Por António José Teixeira - Expresso Diário, edição para assinantes
Os cinco juízes, dois procuradores e um oficial da PSP que Xanana Gusmão expulsou de Timor-Leste não são apenas um percalço desagradável ou triste na cooperação judiciária ou no relacionamento entre os dois países.
São um caso inadmissível de expulsão de oito portugueses. Expulsão. Muitas questões se podem colocar sobre os termos acordados entre o estado timorense e o estado português, o estado timorense e organizações internacionais, sobre o alcance da cooperação judiciária, sobre a razão de serem juízes e procuradores estrangeiros a investigarem e julgarem os timorenses, sobre boas e más decisões judiciais que favoreceram ou prejudicaram Timor, sobre o combate à corrupção, sobre a separação de poderes, sobre o facto de boa parte do governo estar a ser investigado e correr o risco de ser condenado, sobre o sentido de tudo isto. Mas há uma questão que, do nosso lado, se sobrepõe a todas as outras: oito cidadãos portugueses foram expulsos como vulgares criminosos apanhados em flagrante delito.
..............................
CONJUNTO DE TAREFAS:
- 1) Responda às perguntas seguintes com base no excerto:
(a) Quem expulsou de Timor-Leste os cinco juízes, os dois procuradores e o oficial da PSP?
(b) Quantos portugueses foram expulsos, no total?
(c) Segundo a última frase, como foram expulsos esses cidadãos portugueses?
- 2) Traduza para inglês esta frase do excerto: "São um caso inadmissível de expulsão de oito portugueses."
- 3) Transcreva do excerto tudo o que vai desde "Por António José" até "os dois países.".
..............................
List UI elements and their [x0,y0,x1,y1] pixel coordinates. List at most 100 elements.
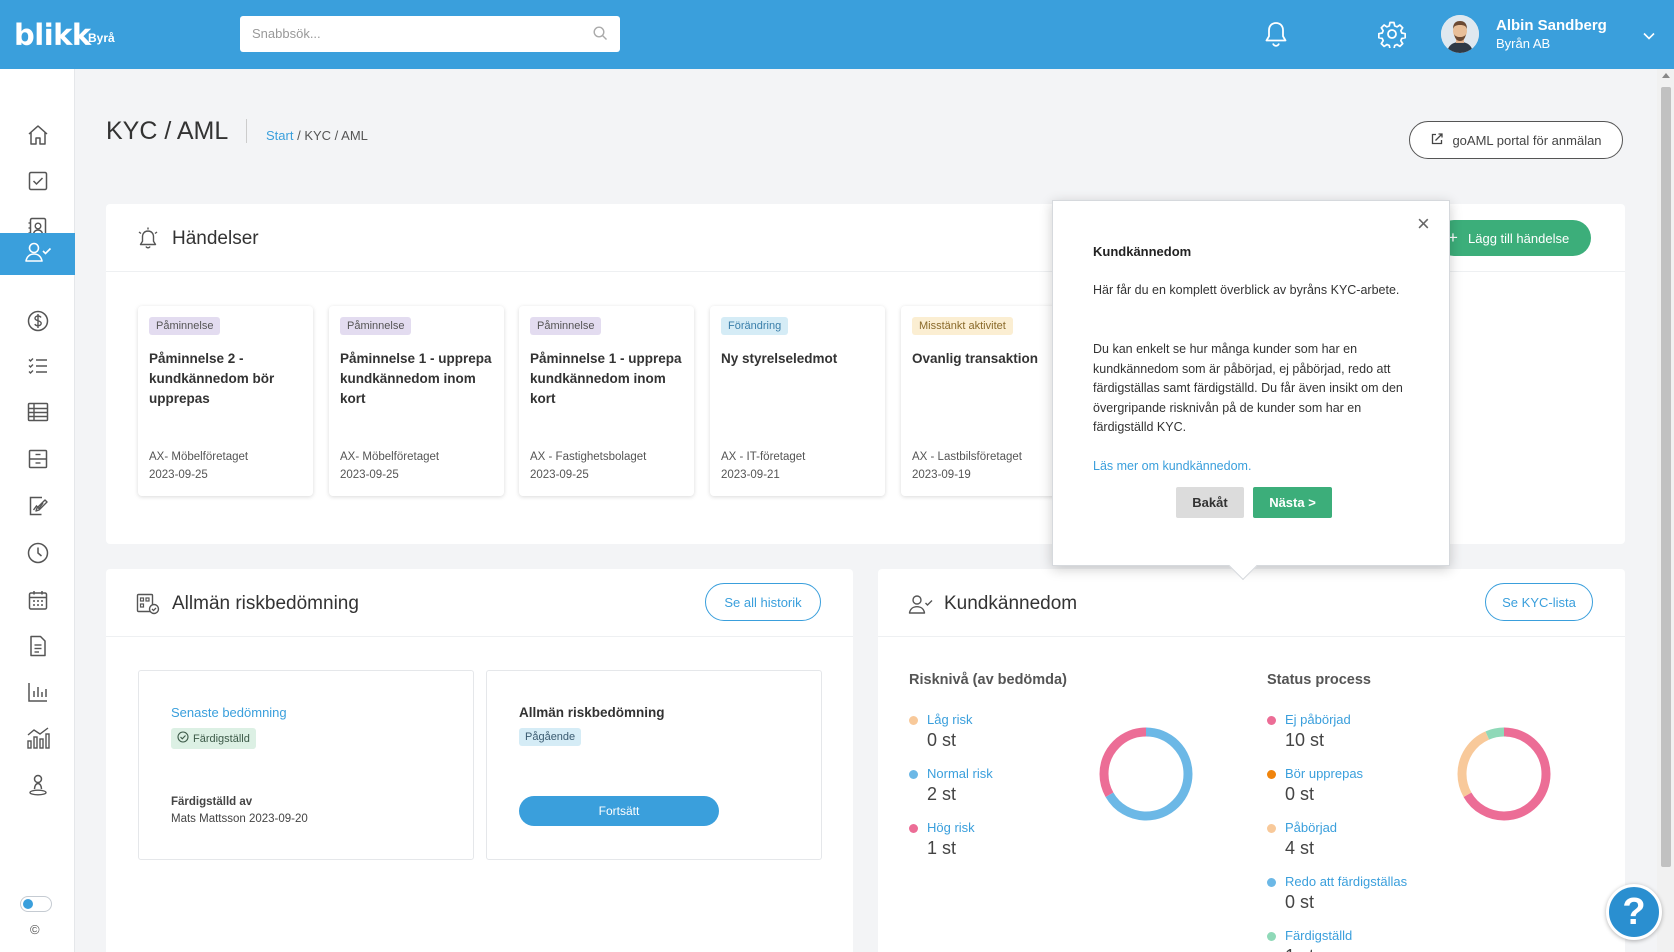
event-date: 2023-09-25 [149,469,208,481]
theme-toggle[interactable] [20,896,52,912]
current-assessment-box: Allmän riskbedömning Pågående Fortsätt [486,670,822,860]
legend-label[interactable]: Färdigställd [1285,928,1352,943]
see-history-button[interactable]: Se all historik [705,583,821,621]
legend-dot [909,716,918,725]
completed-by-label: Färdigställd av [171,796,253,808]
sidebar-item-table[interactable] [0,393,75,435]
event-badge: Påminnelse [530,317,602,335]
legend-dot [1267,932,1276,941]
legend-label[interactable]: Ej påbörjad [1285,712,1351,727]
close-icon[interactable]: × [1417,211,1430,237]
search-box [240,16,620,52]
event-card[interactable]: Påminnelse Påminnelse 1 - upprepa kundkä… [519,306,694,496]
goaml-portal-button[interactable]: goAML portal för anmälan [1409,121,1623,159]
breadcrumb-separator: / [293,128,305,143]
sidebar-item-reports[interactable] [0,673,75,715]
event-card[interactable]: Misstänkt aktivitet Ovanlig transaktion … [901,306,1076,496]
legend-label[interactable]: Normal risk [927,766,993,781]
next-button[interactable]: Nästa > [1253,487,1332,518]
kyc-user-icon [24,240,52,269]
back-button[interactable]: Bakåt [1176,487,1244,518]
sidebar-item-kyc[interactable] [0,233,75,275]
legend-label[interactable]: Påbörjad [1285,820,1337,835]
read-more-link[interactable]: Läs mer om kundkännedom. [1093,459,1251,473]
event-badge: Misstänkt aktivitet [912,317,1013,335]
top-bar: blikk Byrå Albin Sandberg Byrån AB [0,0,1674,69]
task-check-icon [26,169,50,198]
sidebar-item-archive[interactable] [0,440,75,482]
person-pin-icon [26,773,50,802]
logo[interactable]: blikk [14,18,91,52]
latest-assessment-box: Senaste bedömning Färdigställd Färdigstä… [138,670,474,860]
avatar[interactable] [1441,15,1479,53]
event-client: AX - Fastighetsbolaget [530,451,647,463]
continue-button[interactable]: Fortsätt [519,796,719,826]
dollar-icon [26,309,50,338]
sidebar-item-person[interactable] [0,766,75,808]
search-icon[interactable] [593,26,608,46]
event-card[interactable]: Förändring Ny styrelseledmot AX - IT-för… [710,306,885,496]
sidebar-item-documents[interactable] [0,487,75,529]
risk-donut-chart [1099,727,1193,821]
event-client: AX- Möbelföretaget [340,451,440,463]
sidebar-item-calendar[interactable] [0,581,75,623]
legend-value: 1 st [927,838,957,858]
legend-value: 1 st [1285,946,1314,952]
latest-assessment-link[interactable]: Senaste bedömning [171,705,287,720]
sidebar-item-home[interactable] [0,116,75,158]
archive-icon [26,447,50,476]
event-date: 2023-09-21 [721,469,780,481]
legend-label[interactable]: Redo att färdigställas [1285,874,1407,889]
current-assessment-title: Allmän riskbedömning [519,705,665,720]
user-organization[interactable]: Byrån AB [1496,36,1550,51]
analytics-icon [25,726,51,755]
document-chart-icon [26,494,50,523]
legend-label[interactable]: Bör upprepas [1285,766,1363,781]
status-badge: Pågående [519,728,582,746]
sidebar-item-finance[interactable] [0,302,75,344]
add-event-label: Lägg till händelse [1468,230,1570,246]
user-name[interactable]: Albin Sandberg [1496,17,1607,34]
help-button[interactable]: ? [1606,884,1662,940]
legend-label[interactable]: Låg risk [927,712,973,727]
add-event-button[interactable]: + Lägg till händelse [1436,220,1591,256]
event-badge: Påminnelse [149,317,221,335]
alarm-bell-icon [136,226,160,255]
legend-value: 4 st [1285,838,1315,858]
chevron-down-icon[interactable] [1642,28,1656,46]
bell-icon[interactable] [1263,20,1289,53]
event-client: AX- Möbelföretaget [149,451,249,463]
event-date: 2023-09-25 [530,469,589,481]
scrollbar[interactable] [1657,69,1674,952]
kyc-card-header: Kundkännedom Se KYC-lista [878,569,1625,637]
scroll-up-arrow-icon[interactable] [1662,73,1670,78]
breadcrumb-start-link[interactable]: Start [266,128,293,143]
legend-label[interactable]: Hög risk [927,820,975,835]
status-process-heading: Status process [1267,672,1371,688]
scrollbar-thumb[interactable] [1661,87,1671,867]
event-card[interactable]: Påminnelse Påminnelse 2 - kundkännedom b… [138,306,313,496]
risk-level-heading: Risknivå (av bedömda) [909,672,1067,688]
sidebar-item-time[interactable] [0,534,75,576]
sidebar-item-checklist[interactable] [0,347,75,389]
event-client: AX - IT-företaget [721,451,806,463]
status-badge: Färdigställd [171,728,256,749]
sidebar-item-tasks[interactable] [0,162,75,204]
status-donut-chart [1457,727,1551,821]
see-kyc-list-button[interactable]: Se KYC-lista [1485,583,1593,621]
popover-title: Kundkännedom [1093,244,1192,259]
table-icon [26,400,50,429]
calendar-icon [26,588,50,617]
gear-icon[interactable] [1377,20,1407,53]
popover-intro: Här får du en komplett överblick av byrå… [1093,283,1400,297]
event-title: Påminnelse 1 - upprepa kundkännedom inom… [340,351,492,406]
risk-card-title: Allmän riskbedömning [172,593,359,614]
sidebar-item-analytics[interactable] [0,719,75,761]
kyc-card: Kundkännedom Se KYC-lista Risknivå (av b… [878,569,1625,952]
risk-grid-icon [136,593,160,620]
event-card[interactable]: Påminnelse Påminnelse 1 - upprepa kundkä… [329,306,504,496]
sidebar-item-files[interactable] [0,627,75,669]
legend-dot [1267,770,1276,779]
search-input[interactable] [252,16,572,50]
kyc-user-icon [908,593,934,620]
..............................
RESPOSTAS ÀS TAREFAS:
- 1)
(a) Xanana Gusmão.
(b) Oito.
(c) Como vulgares criminosos apanhados em flagrante delito.

- 2) They are an unacceptable case of the expulsion of eight Portuguese citizens.

- 3)
Por António José Teixeira - Expresso Diário, edição para assinantes
Os cinco juízes, dois procuradores e um oficial da PSP que Xanana Gusmão expulsou de Timor-Leste não são apenas um percalço desagradável ou triste na cooperação judiciária ou no relacionamento entre os dois países.